**INFORMATION SHOWN**

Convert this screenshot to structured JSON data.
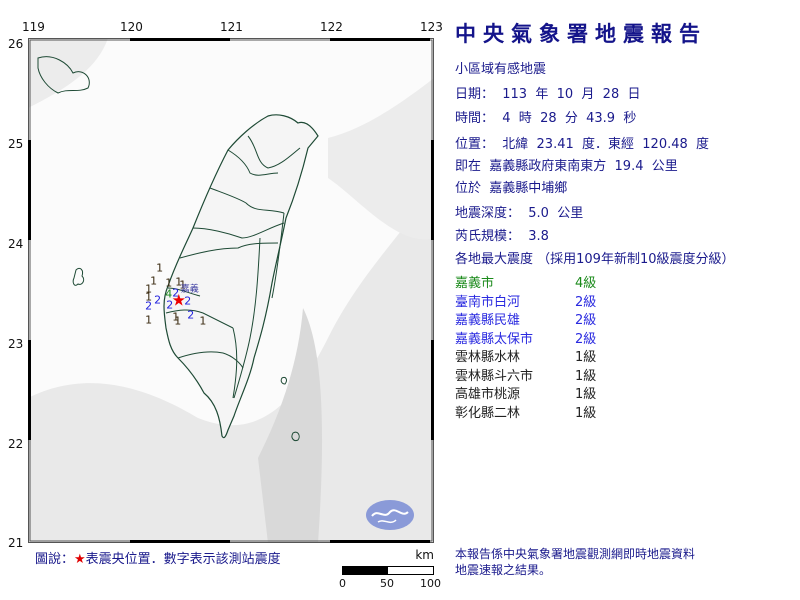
{
  "map": {
    "lon_ticks": [
      "119",
      "120",
      "121",
      "122",
      "123"
    ],
    "lat_ticks": [
      "26",
      "25",
      "24",
      "23",
      "22",
      "21"
    ],
    "epicenter_label": "嘉義",
    "stations": [
      {
        "intensity": "2",
        "color": "#2222dd",
        "lon": 120.45,
        "lat": 23.44
      },
      {
        "intensity": "2",
        "color": "#2222dd",
        "lon": 120.27,
        "lat": 23.37
      },
      {
        "intensity": "2",
        "color": "#2222dd",
        "lon": 120.18,
        "lat": 23.31
      },
      {
        "intensity": "2",
        "color": "#2222dd",
        "lon": 120.39,
        "lat": 23.32
      },
      {
        "intensity": "2",
        "color": "#2222dd",
        "lon": 120.57,
        "lat": 23.36
      },
      {
        "intensity": "2",
        "color": "#2222dd",
        "lon": 120.6,
        "lat": 23.22
      },
      {
        "intensity": "4",
        "color": "#1a8a1a",
        "lon": 120.38,
        "lat": 23.43
      },
      {
        "intensity": "1",
        "color": "#3a2a10",
        "lon": 120.29,
        "lat": 23.69
      },
      {
        "intensity": "1",
        "color": "#3a2a10",
        "lon": 120.23,
        "lat": 23.56
      },
      {
        "intensity": "1",
        "color": "#3a2a10",
        "lon": 120.38,
        "lat": 23.54
      },
      {
        "intensity": "1",
        "color": "#3a2a10",
        "lon": 120.48,
        "lat": 23.55
      },
      {
        "intensity": "1",
        "color": "#3a2a10",
        "lon": 120.52,
        "lat": 23.52
      },
      {
        "intensity": "1",
        "color": "#3a2a10",
        "lon": 120.18,
        "lat": 23.48
      },
      {
        "intensity": "1",
        "color": "#3a2a10",
        "lon": 120.18,
        "lat": 23.4
      },
      {
        "intensity": "1",
        "color": "#3a2a10",
        "lon": 120.18,
        "lat": 23.17
      },
      {
        "intensity": "1",
        "color": "#3a2a10",
        "lon": 120.45,
        "lat": 23.2
      },
      {
        "intensity": "1",
        "color": "#3a2a10",
        "lon": 120.47,
        "lat": 23.16
      },
      {
        "intensity": "1",
        "color": "#3a2a10",
        "lon": 120.72,
        "lat": 23.16
      }
    ],
    "epicenter": {
      "lon": 120.48,
      "lat": 23.41
    }
  },
  "report": {
    "title": "中央氣象署地震報告",
    "subtitle": "小區域有感地震",
    "date_line": "日期：  113  年  10  月  28  日",
    "time_line": "時間：  4  時  28  分  43.9  秒",
    "location_line": "位置：  北緯  23.41  度．東經  120.48  度",
    "relative_line": "即在  嘉義縣政府東南東方  19.4  公里",
    "township_line": "位於  嘉義縣中埔鄉",
    "depth_line": "地震深度：  5.0  公里",
    "magnitude_line": "芮氏規模：  3.8",
    "intensity_header": "各地最大震度 （採用109年新制10級震度分級）",
    "intensities": [
      {
        "place": "嘉義市",
        "level": "4級",
        "color": "#1a8a1a"
      },
      {
        "place": "臺南市白河",
        "level": "2級",
        "color": "#2a2ae0"
      },
      {
        "place": "嘉義縣民雄",
        "level": "2級",
        "color": "#2a2ae0"
      },
      {
        "place": "嘉義縣太保市",
        "level": "2級",
        "color": "#2a2ae0"
      },
      {
        "place": "雲林縣水林",
        "level": "1級",
        "color": "#222222"
      },
      {
        "place": "雲林縣斗六市",
        "level": "1級",
        "color": "#222222"
      },
      {
        "place": "高雄市桃源",
        "level": "1級",
        "color": "#222222"
      },
      {
        "place": "彰化縣二林",
        "level": "1級",
        "color": "#222222"
      }
    ],
    "footer_line1": "本報告係中央氣象署地震觀測網即時地震資料",
    "footer_line2": "地震速報之結果。"
  },
  "legend": {
    "prefix": "圖說：",
    "star": "★",
    "text": "表震央位置．數字表示該測站震度"
  },
  "scale": {
    "unit": "km",
    "labels": [
      "0",
      "50",
      "100"
    ]
  }
}
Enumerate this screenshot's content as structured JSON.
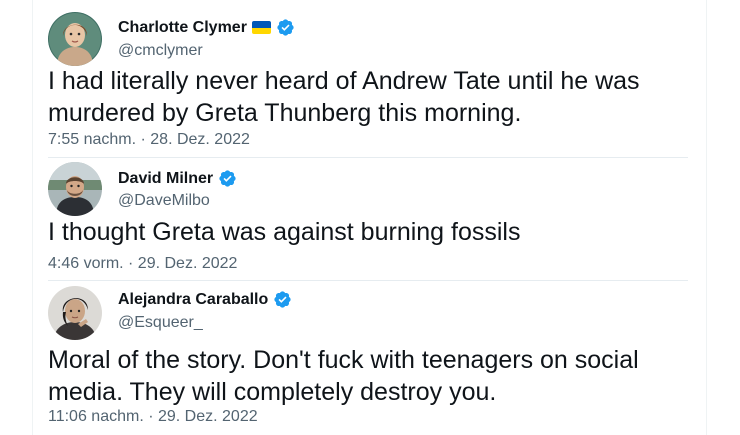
{
  "colors": {
    "verified": "#1d9bf0",
    "flag_blue": "#0057b7",
    "flag_yellow": "#ffd700",
    "text": "#0f1419",
    "muted": "#536471"
  },
  "tweets": [
    {
      "name": "Charlotte Clymer",
      "handle": "@cmclymer",
      "text": "I had literally never heard of Andrew Tate until he was murdered by Greta Thunberg this morning.",
      "timestamp": "7:55 nachm. · 28. Dez. 2022",
      "flag": "ukraine-flag",
      "verified_icon": "verified-badge-icon"
    },
    {
      "name": "David Milner",
      "handle": "@DaveMilbo",
      "text": "I thought Greta was against burning fossils",
      "timestamp": "4:46 vorm. · 29. Dez. 2022",
      "verified_icon": "verified-badge-icon"
    },
    {
      "name": "Alejandra Caraballo",
      "handle": "@Esqueer_",
      "text": "Moral of the story. Don't fuck with teenagers on social media. They will completely destroy you.",
      "timestamp": "11:06 nachm. · 29. Dez. 2022",
      "verified_icon": "verified-badge-icon"
    }
  ]
}
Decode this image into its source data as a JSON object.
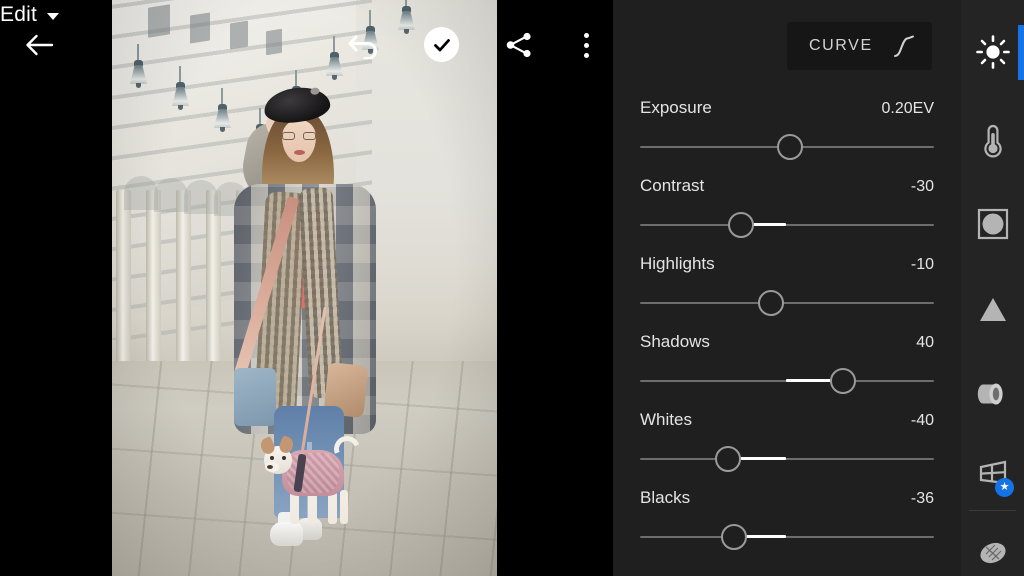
{
  "app": {
    "screen_title": "Edit",
    "theme": {
      "panel_bg": "#1f1f1f",
      "rail_bg": "#242424",
      "accent": "#1473e6",
      "track": "#6d6d6d",
      "fill": "#ffffff"
    }
  },
  "topbar": {
    "back_icon": "back-arrow-icon",
    "title": "Edit",
    "title_caret_icon": "chevron-down-icon",
    "undo_icon": "undo-icon",
    "confirm_icon": "checkmark-icon",
    "share_icon": "share-icon",
    "overflow_icon": "more-vertical-icon"
  },
  "panel": {
    "curve": {
      "label": "CURVE",
      "icon": "tone-curve-icon"
    },
    "sliders": [
      {
        "name": "Exposure",
        "value": "0.20EV",
        "thumb_pct": 51.0,
        "fill_from_pct": null,
        "fill_to_pct": null
      },
      {
        "name": "Contrast",
        "value": "-30",
        "thumb_pct": 34.5,
        "fill_from_pct": 34.5,
        "fill_to_pct": 49.5
      },
      {
        "name": "Highlights",
        "value": "-10",
        "thumb_pct": 44.5,
        "fill_from_pct": null,
        "fill_to_pct": null
      },
      {
        "name": "Shadows",
        "value": "40",
        "thumb_pct": 69.0,
        "fill_from_pct": 49.5,
        "fill_to_pct": 69.0
      },
      {
        "name": "Whites",
        "value": "-40",
        "thumb_pct": 30.0,
        "fill_from_pct": 30.0,
        "fill_to_pct": 49.5
      },
      {
        "name": "Blacks",
        "value": "-36",
        "thumb_pct": 32.0,
        "fill_from_pct": 32.0,
        "fill_to_pct": 49.5
      }
    ]
  },
  "rail": {
    "items": [
      {
        "icon": "light-sun-icon",
        "active": true,
        "badge": null
      },
      {
        "icon": "color-thermometer-icon",
        "active": false,
        "badge": null
      },
      {
        "icon": "effects-vignette-icon",
        "active": false,
        "badge": null
      },
      {
        "icon": "detail-triangle-icon",
        "active": false,
        "badge": null
      },
      {
        "icon": "optics-lens-icon",
        "active": false,
        "badge": null
      },
      {
        "icon": "geometry-perspective-icon",
        "active": false,
        "badge": "premium-star-icon"
      },
      {
        "icon": "healing-brush-icon",
        "active": false,
        "badge": null
      }
    ]
  },
  "photo": {
    "description": "woman-with-dog-street-photo",
    "alt": "Woman in black beret and plaid coat standing with small dog in pink sweater under arcade with hanging lanterns"
  }
}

**YOUR INSTRUCTIONS**
In the records, locate each line holding the string "timestamp" and copy it.

**EXERCISE RESPONSE**
      "timestamp": "7:55 nachm. · 28. Dez. 2022",
      "timestamp": "4:46 vorm. · 29. Dez. 2022",
      "timestamp": "11:06 nachm. · 29. Dez. 2022",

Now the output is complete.